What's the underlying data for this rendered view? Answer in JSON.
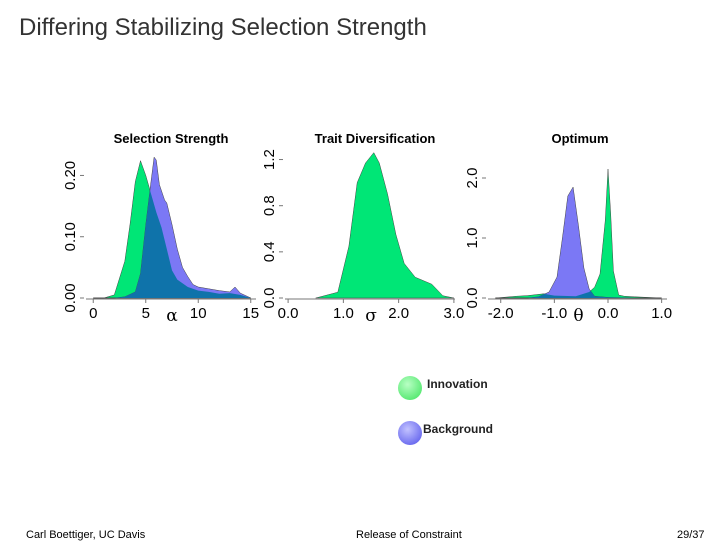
{
  "slide": {
    "title": "Differing Stabilizing Selection Strength"
  },
  "footer": {
    "left": "Carl Boettiger, UC Davis",
    "center": "Release of Constraint",
    "right": "29/37"
  },
  "colors": {
    "innovation": "#00e676",
    "background": "#7b78f5",
    "overlap": "#0f73aa"
  },
  "legend": [
    {
      "name": "Innovation",
      "color": "#74f288"
    },
    {
      "name": "Background",
      "color": "#7f7ff2"
    }
  ],
  "chart_data": [
    {
      "type": "area",
      "title": "Selection Strength",
      "xlabel": "α",
      "ylabel": "",
      "xlim": [
        -0.5,
        15.5
      ],
      "ylim": [
        0,
        0.2448
      ],
      "xticks": [
        0,
        5,
        10,
        15
      ],
      "xticklabels": [
        "0",
        "5",
        "10",
        "15"
      ],
      "yticks": [
        0,
        0.1,
        0.2
      ],
      "yticklabels": [
        "0.00",
        "0.10",
        "0.20"
      ],
      "grid": false,
      "series": [
        {
          "name": "Innovation",
          "x": [
            0,
            1,
            2,
            3,
            3.5,
            4,
            4.5,
            5,
            5.5,
            6,
            6.5,
            7,
            7.5,
            8,
            9,
            10,
            11,
            12,
            13,
            14,
            15
          ],
          "values": [
            0,
            0,
            0.005,
            0.06,
            0.12,
            0.19,
            0.224,
            0.2,
            0.17,
            0.14,
            0.115,
            0.08,
            0.045,
            0.03,
            0.018,
            0.012,
            0.01,
            0.007,
            0.008,
            0.005,
            0
          ]
        },
        {
          "name": "Background",
          "x": [
            0,
            2,
            3,
            4,
            4.5,
            5,
            5.5,
            5.8,
            6,
            6.3,
            6.8,
            7,
            7.5,
            8,
            8.5,
            9,
            9.5,
            10,
            11,
            12,
            13,
            13.5,
            14,
            14.5,
            15
          ],
          "values": [
            0,
            0,
            0.002,
            0.01,
            0.04,
            0.12,
            0.19,
            0.23,
            0.225,
            0.185,
            0.16,
            0.155,
            0.12,
            0.08,
            0.05,
            0.035,
            0.022,
            0.018,
            0.015,
            0.012,
            0.01,
            0.018,
            0.008,
            0.004,
            0
          ]
        }
      ]
    },
    {
      "type": "area",
      "title": "Trait Diversification",
      "xlabel": "σ",
      "ylabel": "",
      "xlim": [
        -0.02,
        3.02
      ],
      "ylim": [
        0,
        1.3
      ],
      "xticks": [
        0,
        1,
        2,
        3
      ],
      "xticklabels": [
        "0.0",
        "1.0",
        "2.0",
        "3.0"
      ],
      "yticks": [
        0,
        0.4,
        0.8,
        1.2
      ],
      "yticklabels": [
        "0.0",
        "0.4",
        "0.8",
        "1.2"
      ],
      "grid": false,
      "series": [
        {
          "name": "Innovation",
          "x": [
            0.5,
            0.9,
            1.1,
            1.25,
            1.4,
            1.55,
            1.65,
            1.8,
            1.95,
            2.1,
            2.3,
            2.6,
            2.8,
            3.0
          ],
          "values": [
            0,
            0.05,
            0.45,
            1.0,
            1.17,
            1.26,
            1.17,
            0.9,
            0.55,
            0.3,
            0.18,
            0.12,
            0.02,
            0
          ]
        }
      ]
    },
    {
      "type": "area",
      "title": "Optimum",
      "xlabel": "θ",
      "ylabel": "",
      "xlim": [
        -2.2,
        1.1
      ],
      "ylim": [
        0,
        2.5
      ],
      "xticks": [
        -2,
        -1,
        0,
        1
      ],
      "xticklabels": [
        "-2.0",
        "-1.0",
        "0.0",
        "1.0"
      ],
      "yticks": [
        0,
        1,
        2
      ],
      "yticklabels": [
        "0.0",
        "1.0",
        "2.0"
      ],
      "grid": false,
      "series": [
        {
          "name": "Innovation",
          "x": [
            -2.1,
            -1.7,
            -1.5,
            -1.2,
            -1.0,
            -0.6,
            -0.35,
            -0.25,
            -0.15,
            -0.05,
            0.0,
            0.05,
            0.1,
            0.2,
            0.3,
            0.5,
            1.0
          ],
          "values": [
            0,
            0.03,
            0.04,
            0.07,
            0.04,
            0.03,
            0.1,
            0.18,
            0.4,
            1.3,
            2.15,
            1.4,
            0.45,
            0.05,
            0.03,
            0.02,
            0
          ]
        },
        {
          "name": "Background",
          "x": [
            -2.1,
            -1.5,
            -1.3,
            -1.1,
            -0.95,
            -0.85,
            -0.75,
            -0.65,
            -0.55,
            -0.45,
            -0.35,
            -0.25,
            0.0,
            0.5,
            1.0
          ],
          "values": [
            0,
            0,
            0.02,
            0.1,
            0.35,
            1.0,
            1.7,
            1.85,
            1.2,
            0.5,
            0.15,
            0.03,
            0.01,
            0,
            0
          ]
        }
      ]
    }
  ]
}
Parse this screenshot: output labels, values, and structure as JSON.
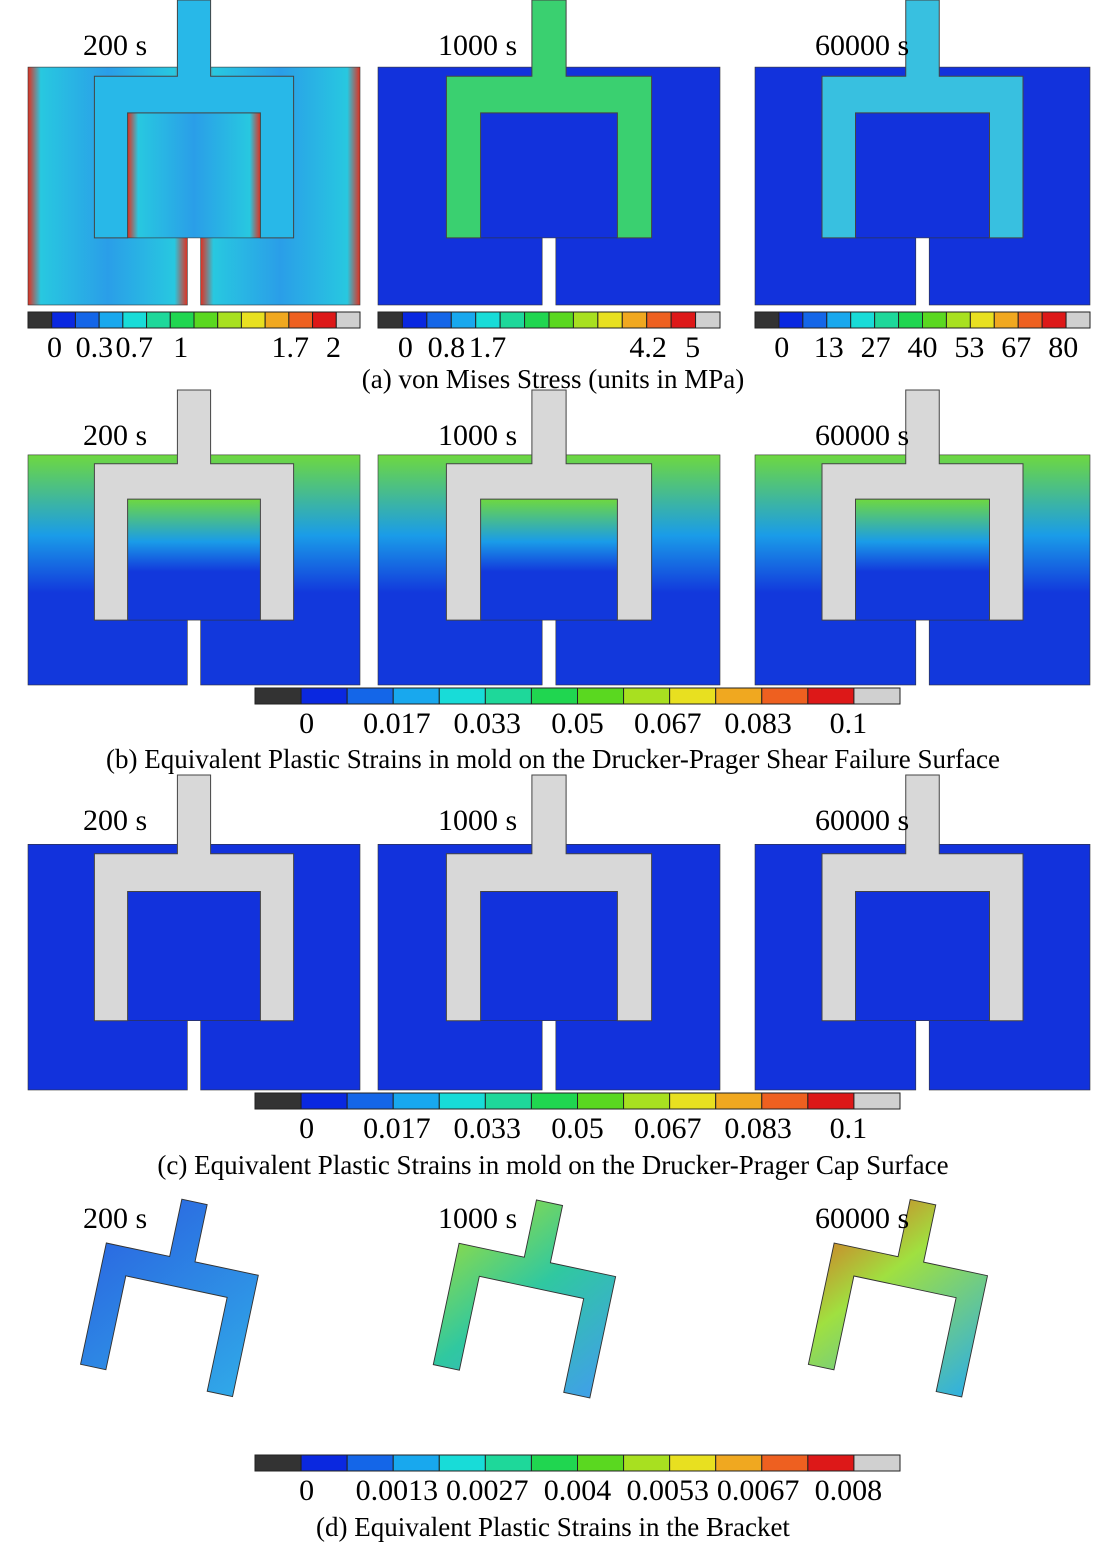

════

### Task
Reproduce all of the data exactly, omitting each picture it holds.

### Exercise result
What's the underlying data for this rendered view? Answer in JSON.
{
  "slide": {
    "title": "Differing Stabilizing Selection Strength"
  },
  "footer": {
    "left": "Carl Boettiger, UC Davis",
    "center": "Release of Constraint",
    "right": "29/37"
  },
  "colors": {
    "innovation": "#00e676",
    "background": "#7b78f5",
    "overlap": "#0f73aa"
  },
  "legend": [
    {
      "name": "Innovation",
      "color": "#74f288"
    },
    {
      "name": "Background",
      "color": "#7f7ff2"
    }
  ],
  "chart_data": [
    {
      "type": "area",
      "title": "Selection Strength",
      "xlabel": "α",
      "ylabel": "",
      "xlim": [
        -0.5,
        15.5
      ],
      "ylim": [
        0,
        0.2448
      ],
      "xticks": [
        0,
        5,
        10,
        15
      ],
      "xticklabels": [
        "0",
        "5",
        "10",
        "15"
      ],
      "yticks": [
        0,
        0.1,
        0.2
      ],
      "yticklabels": [
        "0.00",
        "0.10",
        "0.20"
      ],
      "grid": false,
      "series": [
        {
          "name": "Innovation",
          "x": [
            0,
            1,
            2,
            3,
            3.5,
            4,
            4.5,
            5,
            5.5,
            6,
            6.5,
            7,
            7.5,
            8,
            9,
            10,
            11,
            12,
            13,
            14,
            15
          ],
          "values": [
            0,
            0,
            0.005,
            0.06,
            0.12,
            0.19,
            0.224,
            0.2,
            0.17,
            0.14,
            0.115,
            0.08,
            0.045,
            0.03,
            0.018,
            0.012,
            0.01,
            0.007,
            0.008,
            0.005,
            0
          ]
        },
        {
          "name": "Background",
          "x": [
            0,
            2,
            3,
            4,
            4.5,
            5,
            5.5,
            5.8,
            6,
            6.3,
            6.8,
            7,
            7.5,
            8,
            8.5,
            9,
            9.5,
            10,
            11,
            12,
            13,
            13.5,
            14,
            14.5,
            15
          ],
          "values": [
            0,
            0,
            0.002,
            0.01,
            0.04,
            0.12,
            0.19,
            0.23,
            0.225,
            0.185,
            0.16,
            0.155,
            0.12,
            0.08,
            0.05,
            0.035,
            0.022,
            0.018,
            0.015,
            0.012,
            0.01,
            0.018,
            0.008,
            0.004,
            0
          ]
        }
      ]
    },
    {
      "type": "area",
      "title": "Trait Diversification",
      "xlabel": "σ",
      "ylabel": "",
      "xlim": [
        -0.02,
        3.02
      ],
      "ylim": [
        0,
        1.3
      ],
      "xticks": [
        0,
        1,
        2,
        3
      ],
      "xticklabels": [
        "0.0",
        "1.0",
        "2.0",
        "3.0"
      ],
      "yticks": [
        0,
        0.4,
        0.8,
        1.2
      ],
      "yticklabels": [
        "0.0",
        "0.4",
        "0.8",
        "1.2"
      ],
      "grid": false,
      "series": [
        {
          "name": "Innovation",
          "x": [
            0.5,
            0.9,
            1.1,
            1.25,
            1.4,
            1.55,
            1.65,
            1.8,
            1.95,
            2.1,
            2.3,
            2.6,
            2.8,
            3.0
          ],
          "values": [
            0,
            0.05,
            0.45,
            1.0,
            1.17,
            1.26,
            1.17,
            0.9,
            0.55,
            0.3,
            0.18,
            0.12,
            0.02,
            0
          ]
        }
      ]
    },
    {
      "type": "area",
      "title": "Optimum",
      "xlabel": "θ",
      "ylabel": "",
      "xlim": [
        -2.2,
        1.1
      ],
      "ylim": [
        0,
        2.5
      ],
      "xticks": [
        -2,
        -1,
        0,
        1
      ],
      "xticklabels": [
        "-2.0",
        "-1.0",
        "0.0",
        "1.0"
      ],
      "yticks": [
        0,
        1,
        2
      ],
      "yticklabels": [
        "0.0",
        "1.0",
        "2.0"
      ],
      "grid": false,
      "series": [
        {
          "name": "Innovation",
          "x": [
            -2.1,
            -1.7,
            -1.5,
            -1.2,
            -1.0,
            -0.6,
            -0.35,
            -0.25,
            -0.15,
            -0.05,
            0.0,
            0.05,
            0.1,
            0.2,
            0.3,
            0.5,
            1.0
          ],
          "values": [
            0,
            0.03,
            0.04,
            0.07,
            0.04,
            0.03,
            0.1,
            0.18,
            0.4,
            1.3,
            2.15,
            1.4,
            0.45,
            0.05,
            0.03,
            0.02,
            0
          ]
        },
        {
          "name": "Background",
          "x": [
            -2.1,
            -1.5,
            -1.3,
            -1.1,
            -0.95,
            -0.85,
            -0.75,
            -0.65,
            -0.55,
            -0.45,
            -0.35,
            -0.25,
            0.0,
            0.5,
            1.0
          ],
          "values": [
            0,
            0,
            0.02,
            0.1,
            0.35,
            1.0,
            1.7,
            1.85,
            1.2,
            0.5,
            0.15,
            0.03,
            0.01,
            0,
            0
          ]
        }
      ]
    }
  ]
}
Parse this screenshot: output labels, values, and structure as JSON.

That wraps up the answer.